** Begin Records shown **

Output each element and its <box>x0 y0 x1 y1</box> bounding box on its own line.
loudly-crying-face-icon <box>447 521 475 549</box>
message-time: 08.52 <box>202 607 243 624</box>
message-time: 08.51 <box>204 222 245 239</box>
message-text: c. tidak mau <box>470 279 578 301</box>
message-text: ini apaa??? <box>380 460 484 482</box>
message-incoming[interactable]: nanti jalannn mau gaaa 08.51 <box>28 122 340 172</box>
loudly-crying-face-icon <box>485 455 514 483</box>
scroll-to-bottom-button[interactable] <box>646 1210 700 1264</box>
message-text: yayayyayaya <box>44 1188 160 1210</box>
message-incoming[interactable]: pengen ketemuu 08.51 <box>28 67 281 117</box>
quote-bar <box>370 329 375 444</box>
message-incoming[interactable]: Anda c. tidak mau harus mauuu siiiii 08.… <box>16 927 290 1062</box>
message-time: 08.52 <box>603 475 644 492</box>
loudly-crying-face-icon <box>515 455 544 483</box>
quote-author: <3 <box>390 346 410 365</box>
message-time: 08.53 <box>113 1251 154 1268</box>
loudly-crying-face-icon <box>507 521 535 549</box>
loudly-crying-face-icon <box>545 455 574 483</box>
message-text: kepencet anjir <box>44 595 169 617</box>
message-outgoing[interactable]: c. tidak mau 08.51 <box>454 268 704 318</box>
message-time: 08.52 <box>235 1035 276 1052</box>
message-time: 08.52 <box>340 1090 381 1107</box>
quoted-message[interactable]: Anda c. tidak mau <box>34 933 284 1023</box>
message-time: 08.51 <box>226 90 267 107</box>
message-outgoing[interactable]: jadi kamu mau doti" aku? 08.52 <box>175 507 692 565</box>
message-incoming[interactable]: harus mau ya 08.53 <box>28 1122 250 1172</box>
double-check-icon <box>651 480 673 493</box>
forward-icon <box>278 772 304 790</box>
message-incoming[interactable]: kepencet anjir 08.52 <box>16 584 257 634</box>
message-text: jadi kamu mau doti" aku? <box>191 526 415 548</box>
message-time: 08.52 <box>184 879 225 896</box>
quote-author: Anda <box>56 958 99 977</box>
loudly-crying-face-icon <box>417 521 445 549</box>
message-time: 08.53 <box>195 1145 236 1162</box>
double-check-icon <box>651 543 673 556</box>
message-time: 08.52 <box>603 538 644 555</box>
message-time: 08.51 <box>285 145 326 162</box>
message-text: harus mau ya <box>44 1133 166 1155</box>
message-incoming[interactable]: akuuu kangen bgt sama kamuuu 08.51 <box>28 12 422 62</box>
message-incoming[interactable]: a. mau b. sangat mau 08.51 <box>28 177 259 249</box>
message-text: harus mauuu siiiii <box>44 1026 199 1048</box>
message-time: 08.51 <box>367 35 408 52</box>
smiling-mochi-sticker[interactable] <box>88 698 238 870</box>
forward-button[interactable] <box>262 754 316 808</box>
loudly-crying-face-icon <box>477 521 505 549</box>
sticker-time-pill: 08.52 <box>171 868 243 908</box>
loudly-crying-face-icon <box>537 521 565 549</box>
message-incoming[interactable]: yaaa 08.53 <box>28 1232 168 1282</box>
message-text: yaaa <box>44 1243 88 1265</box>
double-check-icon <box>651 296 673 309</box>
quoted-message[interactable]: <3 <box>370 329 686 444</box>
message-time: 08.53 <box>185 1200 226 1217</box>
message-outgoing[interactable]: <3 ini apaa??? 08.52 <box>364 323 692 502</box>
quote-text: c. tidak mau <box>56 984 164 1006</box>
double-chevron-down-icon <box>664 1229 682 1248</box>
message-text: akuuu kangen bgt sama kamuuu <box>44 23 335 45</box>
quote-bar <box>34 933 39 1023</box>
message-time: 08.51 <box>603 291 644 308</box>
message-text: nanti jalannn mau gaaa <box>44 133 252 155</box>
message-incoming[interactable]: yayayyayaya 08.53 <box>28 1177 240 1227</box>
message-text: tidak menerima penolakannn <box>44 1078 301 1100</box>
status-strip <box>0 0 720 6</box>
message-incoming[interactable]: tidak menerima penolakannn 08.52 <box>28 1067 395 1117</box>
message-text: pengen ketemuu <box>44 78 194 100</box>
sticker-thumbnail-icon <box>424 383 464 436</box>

** End Records shown **

— Aim —
Reproduce each row above verbatim, keeping every one on a separate line and in its original order.

— Result below —
Output each element and its <box>x0 y0 x1 y1</box> bounding box on its own line.
loudly-crying-face-icon <box>447 521 475 549</box>
message-time: 08.52 <box>202 607 243 624</box>
message-time: 08.51 <box>204 222 245 239</box>
message-text: c. tidak mau <box>470 279 578 301</box>
message-text: ini apaa??? <box>380 460 484 482</box>
message-incoming[interactable]: nanti jalannn mau gaaa 08.51 <box>28 122 340 172</box>
loudly-crying-face-icon <box>485 455 514 483</box>
scroll-to-bottom-button[interactable] <box>646 1210 700 1264</box>
message-text: yayayyayaya <box>44 1188 160 1210</box>
message-incoming[interactable]: pengen ketemuu 08.51 <box>28 67 281 117</box>
quote-bar <box>370 329 375 444</box>
message-incoming[interactable]: Anda c. tidak mau harus mauuu siiiii 08.… <box>16 927 290 1062</box>
message-time: 08.52 <box>603 475 644 492</box>
loudly-crying-face-icon <box>515 455 544 483</box>
quote-author: <3 <box>390 346 410 365</box>
message-time: 08.53 <box>113 1251 154 1268</box>
loudly-crying-face-icon <box>507 521 535 549</box>
loudly-crying-face-icon <box>545 455 574 483</box>
message-text: kepencet anjir <box>44 595 169 617</box>
message-outgoing[interactable]: c. tidak mau 08.51 <box>454 268 704 318</box>
message-time: 08.52 <box>235 1035 276 1052</box>
message-time: 08.52 <box>340 1090 381 1107</box>
quoted-message[interactable]: Anda c. tidak mau <box>34 933 284 1023</box>
message-time: 08.51 <box>226 90 267 107</box>
message-outgoing[interactable]: jadi kamu mau doti" aku? 08.52 <box>175 507 692 565</box>
message-incoming[interactable]: harus mau ya 08.53 <box>28 1122 250 1172</box>
double-check-icon <box>651 480 673 493</box>
forward-icon <box>278 772 304 790</box>
message-incoming[interactable]: kepencet anjir 08.52 <box>16 584 257 634</box>
message-text: jadi kamu mau doti" aku? <box>191 526 415 548</box>
message-time: 08.52 <box>184 879 225 896</box>
quote-author: Anda <box>56 958 99 977</box>
loudly-crying-face-icon <box>417 521 445 549</box>
message-time: 08.53 <box>195 1145 236 1162</box>
double-check-icon <box>651 543 673 556</box>
message-time: 08.52 <box>603 538 644 555</box>
message-time: 08.51 <box>285 145 326 162</box>
message-text: harus mau ya <box>44 1133 166 1155</box>
message-incoming[interactable]: akuuu kangen bgt sama kamuuu 08.51 <box>28 12 422 62</box>
message-incoming[interactable]: a. mau b. sangat mau 08.51 <box>28 177 259 249</box>
message-text: harus mauuu siiiii <box>44 1026 199 1048</box>
message-time: 08.51 <box>367 35 408 52</box>
smiling-mochi-sticker[interactable] <box>88 698 238 870</box>
forward-button[interactable] <box>262 754 316 808</box>
loudly-crying-face-icon <box>477 521 505 549</box>
sticker-time-pill: 08.52 <box>171 868 243 908</box>
loudly-crying-face-icon <box>537 521 565 549</box>
message-incoming[interactable]: yaaa 08.53 <box>28 1232 168 1282</box>
message-text: yaaa <box>44 1243 88 1265</box>
double-check-icon <box>651 296 673 309</box>
quoted-message[interactable]: <3 <box>370 329 686 444</box>
message-time: 08.53 <box>185 1200 226 1217</box>
message-outgoing[interactable]: <3 ini apaa??? 08.52 <box>364 323 692 502</box>
quote-text: c. tidak mau <box>56 984 164 1006</box>
double-chevron-down-icon <box>664 1229 682 1248</box>
message-text: akuuu kangen bgt sama kamuuu <box>44 23 335 45</box>
quote-bar <box>34 933 39 1023</box>
message-time: 08.51 <box>603 291 644 308</box>
message-text: nanti jalannn mau gaaa <box>44 133 252 155</box>
message-incoming[interactable]: yayayyayaya 08.53 <box>28 1177 240 1227</box>
message-text: tidak menerima penolakannn <box>44 1078 301 1100</box>
status-strip <box>0 0 720 6</box>
message-incoming[interactable]: tidak menerima penolakannn 08.52 <box>28 1067 395 1117</box>
message-text: pengen ketemuu <box>44 78 194 100</box>
sticker-thumbnail-icon <box>424 383 464 436</box>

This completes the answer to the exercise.